Stated exercise: In the listing below, pick out lines with "часов".

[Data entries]
* BEGIN *

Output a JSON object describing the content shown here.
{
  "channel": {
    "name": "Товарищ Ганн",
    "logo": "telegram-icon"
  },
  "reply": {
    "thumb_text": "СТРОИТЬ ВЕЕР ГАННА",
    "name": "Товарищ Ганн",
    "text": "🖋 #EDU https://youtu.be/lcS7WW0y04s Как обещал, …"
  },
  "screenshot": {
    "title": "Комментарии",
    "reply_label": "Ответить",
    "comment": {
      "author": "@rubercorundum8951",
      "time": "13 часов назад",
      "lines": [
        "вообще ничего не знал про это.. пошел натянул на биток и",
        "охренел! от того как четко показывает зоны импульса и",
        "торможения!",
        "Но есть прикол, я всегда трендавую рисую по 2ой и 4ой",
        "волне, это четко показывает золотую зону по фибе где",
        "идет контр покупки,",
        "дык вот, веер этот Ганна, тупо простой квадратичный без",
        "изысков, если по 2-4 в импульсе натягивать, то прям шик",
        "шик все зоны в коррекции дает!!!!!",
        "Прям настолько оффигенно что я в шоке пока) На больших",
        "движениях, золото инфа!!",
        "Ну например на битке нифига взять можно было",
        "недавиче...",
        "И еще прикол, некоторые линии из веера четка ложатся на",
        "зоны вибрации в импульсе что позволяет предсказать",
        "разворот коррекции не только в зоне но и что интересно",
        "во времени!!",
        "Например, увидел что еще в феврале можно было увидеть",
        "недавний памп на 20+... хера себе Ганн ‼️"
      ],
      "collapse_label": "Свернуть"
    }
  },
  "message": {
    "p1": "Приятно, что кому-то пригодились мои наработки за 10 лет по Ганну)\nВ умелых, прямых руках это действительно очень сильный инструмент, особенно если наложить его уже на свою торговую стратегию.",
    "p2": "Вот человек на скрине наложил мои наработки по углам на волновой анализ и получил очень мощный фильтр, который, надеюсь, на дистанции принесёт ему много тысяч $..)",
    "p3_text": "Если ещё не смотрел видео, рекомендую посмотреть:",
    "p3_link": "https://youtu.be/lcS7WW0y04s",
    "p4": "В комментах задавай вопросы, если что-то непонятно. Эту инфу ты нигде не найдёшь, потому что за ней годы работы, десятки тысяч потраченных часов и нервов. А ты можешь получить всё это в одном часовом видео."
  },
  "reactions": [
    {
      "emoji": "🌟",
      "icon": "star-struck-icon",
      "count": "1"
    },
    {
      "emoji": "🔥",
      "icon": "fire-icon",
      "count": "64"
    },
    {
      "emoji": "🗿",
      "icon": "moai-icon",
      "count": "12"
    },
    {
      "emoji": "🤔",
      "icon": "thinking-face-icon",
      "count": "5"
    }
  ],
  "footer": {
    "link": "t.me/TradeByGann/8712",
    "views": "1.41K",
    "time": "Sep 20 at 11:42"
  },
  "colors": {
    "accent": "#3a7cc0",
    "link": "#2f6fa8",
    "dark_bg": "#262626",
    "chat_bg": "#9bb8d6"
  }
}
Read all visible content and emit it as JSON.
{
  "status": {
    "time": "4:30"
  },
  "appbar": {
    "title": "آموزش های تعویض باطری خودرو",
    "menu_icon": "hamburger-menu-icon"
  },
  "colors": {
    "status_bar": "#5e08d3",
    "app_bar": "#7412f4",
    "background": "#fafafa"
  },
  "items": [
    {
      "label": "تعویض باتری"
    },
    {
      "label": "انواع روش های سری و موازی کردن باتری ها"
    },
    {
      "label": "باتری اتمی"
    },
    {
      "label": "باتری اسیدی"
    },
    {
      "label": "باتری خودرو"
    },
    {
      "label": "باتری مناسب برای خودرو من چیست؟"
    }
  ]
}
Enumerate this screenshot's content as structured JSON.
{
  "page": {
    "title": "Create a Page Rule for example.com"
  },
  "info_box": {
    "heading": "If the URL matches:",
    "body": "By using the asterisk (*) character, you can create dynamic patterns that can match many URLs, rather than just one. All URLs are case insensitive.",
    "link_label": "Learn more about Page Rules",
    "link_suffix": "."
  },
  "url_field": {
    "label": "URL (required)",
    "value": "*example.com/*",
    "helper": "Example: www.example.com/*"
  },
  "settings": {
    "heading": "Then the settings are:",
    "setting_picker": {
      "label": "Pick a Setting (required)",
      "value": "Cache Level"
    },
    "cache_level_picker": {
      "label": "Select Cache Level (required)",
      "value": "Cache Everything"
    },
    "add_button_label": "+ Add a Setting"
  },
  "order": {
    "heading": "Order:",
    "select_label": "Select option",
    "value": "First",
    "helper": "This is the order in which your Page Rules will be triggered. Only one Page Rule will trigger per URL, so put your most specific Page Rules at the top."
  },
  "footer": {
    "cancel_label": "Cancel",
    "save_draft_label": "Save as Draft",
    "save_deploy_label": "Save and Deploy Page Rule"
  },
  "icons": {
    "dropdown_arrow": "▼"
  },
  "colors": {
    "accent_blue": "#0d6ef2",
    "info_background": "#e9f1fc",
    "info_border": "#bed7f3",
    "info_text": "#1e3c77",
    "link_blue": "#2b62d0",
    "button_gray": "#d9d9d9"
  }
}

* END *

Full output:
      "time": "13 часов назад",
    "p4": "В комментах задавай вопросы, если что-то непонятно. Эту инфу ты нигде не найдёшь, потому что за ней годы работы, десятки тысяч потраченных часов и нервов. А ты можешь получить всё это в одном часовом видео."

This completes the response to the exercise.